◆ **Record extracts**:
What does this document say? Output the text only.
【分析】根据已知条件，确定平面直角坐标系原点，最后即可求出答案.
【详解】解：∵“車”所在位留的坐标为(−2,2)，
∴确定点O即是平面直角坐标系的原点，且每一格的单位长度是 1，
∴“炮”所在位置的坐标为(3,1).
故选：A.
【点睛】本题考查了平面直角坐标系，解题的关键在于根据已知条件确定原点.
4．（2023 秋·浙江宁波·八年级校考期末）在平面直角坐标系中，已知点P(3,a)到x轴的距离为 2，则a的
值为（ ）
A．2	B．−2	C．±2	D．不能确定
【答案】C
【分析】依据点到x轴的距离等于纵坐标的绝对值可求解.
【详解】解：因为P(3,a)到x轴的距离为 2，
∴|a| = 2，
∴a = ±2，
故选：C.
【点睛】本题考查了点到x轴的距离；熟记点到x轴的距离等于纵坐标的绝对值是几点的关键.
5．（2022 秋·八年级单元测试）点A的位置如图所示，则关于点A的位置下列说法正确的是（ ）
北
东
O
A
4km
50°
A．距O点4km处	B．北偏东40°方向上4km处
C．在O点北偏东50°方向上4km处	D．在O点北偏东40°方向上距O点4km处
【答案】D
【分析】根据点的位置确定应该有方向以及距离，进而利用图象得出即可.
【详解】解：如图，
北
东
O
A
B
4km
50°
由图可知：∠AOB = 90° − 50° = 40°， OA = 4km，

◆ **Request**: Set out the complete listing exactly as shown.

◆ **Reply**:
What does this document say? Output the text only.
【分析】根据已知条件，确定平面直角坐标系原点，最后即可求出答案.
【详解】解：∵“車”所在位留的坐标为(−2,2)，
∴确定点O即是平面直角坐标系的原点，且每一格的单位长度是 1，
∴“炮”所在位置的坐标为(3,1).
故选：A.
【点睛】本题考查了平面直角坐标系，解题的关键在于根据已知条件确定原点.
4．（2023 秋·浙江宁波·八年级校考期末）在平面直角坐标系中，已知点P(3,a)到x轴的距离为 2，则a的
值为（ ）
A．2	B．−2	C．±2	D．不能确定
【答案】C
【分析】依据点到x轴的距离等于纵坐标的绝对值可求解.
【详解】解：因为P(3,a)到x轴的距离为 2，
∴|a| = 2，
∴a = ±2，
故选：C.
【点睛】本题考查了点到x轴的距离；熟记点到x轴的距离等于纵坐标的绝对值是几点的关键.
5．（2022 秋·八年级单元测试）点A的位置如图所示，则关于点A的位置下列说法正确的是（ ）
北
东
O
A
4km
50°
A．距O点4km处	B．北偏东40°方向上4km处
C．在O点北偏东50°方向上4km处	D．在O点北偏东40°方向上距O点4km处
【答案】D
【分析】根据点的位置确定应该有方向以及距离，进而利用图象得出即可.
【详解】解：如图，
北
东
O
A
B
4km
50°
由图可知：∠AOB = 90° − 50° = 40°， OA = 4km，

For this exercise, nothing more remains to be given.